Records
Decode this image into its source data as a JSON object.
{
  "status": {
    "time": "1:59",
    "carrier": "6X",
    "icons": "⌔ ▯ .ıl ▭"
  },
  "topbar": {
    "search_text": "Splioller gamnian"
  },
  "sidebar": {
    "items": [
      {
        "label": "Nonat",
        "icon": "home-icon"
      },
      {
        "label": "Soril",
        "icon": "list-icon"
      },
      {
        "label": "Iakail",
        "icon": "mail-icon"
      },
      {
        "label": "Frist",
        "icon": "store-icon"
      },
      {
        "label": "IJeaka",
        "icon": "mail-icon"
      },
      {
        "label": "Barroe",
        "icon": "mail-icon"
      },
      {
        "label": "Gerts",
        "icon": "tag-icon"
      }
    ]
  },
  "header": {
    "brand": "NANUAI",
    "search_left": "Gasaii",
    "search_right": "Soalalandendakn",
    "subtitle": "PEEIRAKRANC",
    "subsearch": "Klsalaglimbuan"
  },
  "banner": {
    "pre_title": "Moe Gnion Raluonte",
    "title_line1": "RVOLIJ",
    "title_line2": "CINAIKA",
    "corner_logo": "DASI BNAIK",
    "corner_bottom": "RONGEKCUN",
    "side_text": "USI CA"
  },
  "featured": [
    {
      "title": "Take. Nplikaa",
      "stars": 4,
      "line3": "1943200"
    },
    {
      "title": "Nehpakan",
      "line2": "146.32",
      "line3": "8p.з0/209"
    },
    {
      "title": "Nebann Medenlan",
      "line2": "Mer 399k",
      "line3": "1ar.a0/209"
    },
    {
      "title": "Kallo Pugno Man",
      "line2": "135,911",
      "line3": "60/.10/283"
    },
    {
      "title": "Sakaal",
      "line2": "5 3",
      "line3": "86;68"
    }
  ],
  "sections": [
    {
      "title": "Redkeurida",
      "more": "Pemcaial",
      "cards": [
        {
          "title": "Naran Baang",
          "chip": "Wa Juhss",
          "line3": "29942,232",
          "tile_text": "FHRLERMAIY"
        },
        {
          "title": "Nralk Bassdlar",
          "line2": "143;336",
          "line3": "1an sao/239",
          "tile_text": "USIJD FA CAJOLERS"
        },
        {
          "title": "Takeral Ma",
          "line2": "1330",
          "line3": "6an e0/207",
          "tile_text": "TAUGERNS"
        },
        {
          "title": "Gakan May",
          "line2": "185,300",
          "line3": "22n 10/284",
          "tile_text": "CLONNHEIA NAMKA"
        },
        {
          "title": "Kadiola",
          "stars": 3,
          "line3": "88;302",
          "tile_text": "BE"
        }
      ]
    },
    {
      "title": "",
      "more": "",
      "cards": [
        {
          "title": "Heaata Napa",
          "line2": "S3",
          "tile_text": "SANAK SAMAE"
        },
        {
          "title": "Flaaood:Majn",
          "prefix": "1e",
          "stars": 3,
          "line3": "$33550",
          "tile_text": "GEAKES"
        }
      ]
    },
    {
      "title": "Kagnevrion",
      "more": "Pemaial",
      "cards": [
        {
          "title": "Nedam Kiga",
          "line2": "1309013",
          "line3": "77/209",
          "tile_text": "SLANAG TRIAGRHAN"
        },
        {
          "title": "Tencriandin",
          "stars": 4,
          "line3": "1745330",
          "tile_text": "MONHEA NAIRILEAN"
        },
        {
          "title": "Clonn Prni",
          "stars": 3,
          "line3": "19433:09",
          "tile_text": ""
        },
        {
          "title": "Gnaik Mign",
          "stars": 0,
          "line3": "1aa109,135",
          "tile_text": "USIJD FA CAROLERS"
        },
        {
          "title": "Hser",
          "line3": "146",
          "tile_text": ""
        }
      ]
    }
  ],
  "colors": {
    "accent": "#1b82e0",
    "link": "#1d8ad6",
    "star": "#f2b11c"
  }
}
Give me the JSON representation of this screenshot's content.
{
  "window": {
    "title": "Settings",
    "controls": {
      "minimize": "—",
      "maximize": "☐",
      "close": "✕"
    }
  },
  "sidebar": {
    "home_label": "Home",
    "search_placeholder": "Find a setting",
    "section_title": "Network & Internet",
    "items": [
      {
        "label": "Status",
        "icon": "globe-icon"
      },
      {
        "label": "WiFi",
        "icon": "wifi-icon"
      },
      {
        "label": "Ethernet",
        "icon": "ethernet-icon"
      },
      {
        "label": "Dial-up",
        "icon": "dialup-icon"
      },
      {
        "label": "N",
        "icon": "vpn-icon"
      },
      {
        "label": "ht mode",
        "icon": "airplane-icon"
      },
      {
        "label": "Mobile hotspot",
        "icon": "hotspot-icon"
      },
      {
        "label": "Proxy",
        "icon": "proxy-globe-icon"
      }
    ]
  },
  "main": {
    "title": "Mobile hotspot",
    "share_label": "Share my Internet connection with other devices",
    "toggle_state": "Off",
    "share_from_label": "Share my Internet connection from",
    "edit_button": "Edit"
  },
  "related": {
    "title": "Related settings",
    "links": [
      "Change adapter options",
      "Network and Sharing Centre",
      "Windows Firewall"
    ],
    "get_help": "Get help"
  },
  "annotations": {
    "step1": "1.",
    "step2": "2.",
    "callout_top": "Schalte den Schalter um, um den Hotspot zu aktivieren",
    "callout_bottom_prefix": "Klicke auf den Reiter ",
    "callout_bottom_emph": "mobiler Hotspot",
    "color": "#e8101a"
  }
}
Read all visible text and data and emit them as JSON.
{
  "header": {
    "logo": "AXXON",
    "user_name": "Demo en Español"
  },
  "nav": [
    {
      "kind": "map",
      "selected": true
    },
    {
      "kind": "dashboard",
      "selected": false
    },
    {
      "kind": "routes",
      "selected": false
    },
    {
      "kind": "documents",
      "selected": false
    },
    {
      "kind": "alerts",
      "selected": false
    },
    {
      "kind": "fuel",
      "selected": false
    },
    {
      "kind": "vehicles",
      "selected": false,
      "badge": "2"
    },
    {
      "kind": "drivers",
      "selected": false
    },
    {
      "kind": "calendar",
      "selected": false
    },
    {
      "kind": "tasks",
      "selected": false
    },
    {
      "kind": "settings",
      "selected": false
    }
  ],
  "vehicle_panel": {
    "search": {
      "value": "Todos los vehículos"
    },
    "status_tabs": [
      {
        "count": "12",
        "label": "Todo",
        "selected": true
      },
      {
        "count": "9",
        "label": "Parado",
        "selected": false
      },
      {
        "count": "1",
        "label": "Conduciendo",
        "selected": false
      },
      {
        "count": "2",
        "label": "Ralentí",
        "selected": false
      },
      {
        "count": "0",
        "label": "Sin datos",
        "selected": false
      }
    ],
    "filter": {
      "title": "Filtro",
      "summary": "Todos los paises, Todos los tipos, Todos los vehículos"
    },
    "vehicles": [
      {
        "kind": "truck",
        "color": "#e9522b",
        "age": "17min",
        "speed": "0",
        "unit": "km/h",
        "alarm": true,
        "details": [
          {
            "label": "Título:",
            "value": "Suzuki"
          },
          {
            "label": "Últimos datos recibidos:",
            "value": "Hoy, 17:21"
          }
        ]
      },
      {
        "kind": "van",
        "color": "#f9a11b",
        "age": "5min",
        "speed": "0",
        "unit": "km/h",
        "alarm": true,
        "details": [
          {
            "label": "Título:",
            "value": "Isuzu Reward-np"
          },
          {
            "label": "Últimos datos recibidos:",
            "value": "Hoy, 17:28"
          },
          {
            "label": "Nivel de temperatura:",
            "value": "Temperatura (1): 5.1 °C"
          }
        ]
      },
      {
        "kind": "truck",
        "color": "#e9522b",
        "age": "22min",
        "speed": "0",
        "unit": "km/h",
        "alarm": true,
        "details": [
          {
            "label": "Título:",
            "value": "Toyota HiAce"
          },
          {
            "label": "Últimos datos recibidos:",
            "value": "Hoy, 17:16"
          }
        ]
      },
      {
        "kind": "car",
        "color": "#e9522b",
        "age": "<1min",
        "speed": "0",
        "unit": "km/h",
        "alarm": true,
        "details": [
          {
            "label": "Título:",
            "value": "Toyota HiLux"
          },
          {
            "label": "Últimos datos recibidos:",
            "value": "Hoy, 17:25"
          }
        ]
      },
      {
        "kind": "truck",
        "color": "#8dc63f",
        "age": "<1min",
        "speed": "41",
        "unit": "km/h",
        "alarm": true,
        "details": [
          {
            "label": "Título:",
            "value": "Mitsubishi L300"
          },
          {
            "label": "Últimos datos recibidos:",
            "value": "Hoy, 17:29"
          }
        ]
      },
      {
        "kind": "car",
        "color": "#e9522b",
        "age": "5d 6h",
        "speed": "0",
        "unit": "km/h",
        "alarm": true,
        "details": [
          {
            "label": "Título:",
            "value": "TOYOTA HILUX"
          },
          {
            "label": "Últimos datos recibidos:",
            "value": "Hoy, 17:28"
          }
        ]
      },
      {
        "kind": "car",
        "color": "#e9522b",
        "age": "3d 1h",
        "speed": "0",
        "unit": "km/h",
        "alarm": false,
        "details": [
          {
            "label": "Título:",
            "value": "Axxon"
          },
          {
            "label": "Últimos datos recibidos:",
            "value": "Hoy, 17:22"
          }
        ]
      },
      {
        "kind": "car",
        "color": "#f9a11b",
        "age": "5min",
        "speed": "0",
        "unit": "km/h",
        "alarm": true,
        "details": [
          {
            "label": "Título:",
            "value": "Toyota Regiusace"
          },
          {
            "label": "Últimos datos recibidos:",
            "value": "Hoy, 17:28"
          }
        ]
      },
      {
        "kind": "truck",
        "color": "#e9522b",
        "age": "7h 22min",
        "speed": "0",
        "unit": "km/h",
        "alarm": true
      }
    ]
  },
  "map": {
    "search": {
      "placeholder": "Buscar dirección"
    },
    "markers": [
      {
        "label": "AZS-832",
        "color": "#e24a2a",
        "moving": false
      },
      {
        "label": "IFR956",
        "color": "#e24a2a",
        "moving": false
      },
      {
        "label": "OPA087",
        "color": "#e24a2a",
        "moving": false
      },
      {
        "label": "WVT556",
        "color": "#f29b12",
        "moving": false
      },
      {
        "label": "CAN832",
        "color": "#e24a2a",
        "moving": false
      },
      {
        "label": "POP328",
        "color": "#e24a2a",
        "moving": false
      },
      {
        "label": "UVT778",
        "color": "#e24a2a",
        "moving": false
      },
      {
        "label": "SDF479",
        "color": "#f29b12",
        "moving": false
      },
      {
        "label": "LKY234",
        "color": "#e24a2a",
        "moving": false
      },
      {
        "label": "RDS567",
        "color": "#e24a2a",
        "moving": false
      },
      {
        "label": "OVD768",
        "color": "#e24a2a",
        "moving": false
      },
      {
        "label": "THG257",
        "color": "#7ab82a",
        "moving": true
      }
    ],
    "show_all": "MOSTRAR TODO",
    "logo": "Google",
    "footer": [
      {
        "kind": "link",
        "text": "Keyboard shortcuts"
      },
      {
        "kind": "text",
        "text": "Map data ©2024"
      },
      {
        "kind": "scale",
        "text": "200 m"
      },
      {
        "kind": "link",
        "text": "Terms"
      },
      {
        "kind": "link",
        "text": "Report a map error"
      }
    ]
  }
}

> **Exercise prompt**: Copy each line from the records above that includes the string "USIJD".

> **Answer to this exercise**:
          "tile_text": "USIJD FA CAJOLERS"
          "tile_text": "USIJD FA CAROLERS"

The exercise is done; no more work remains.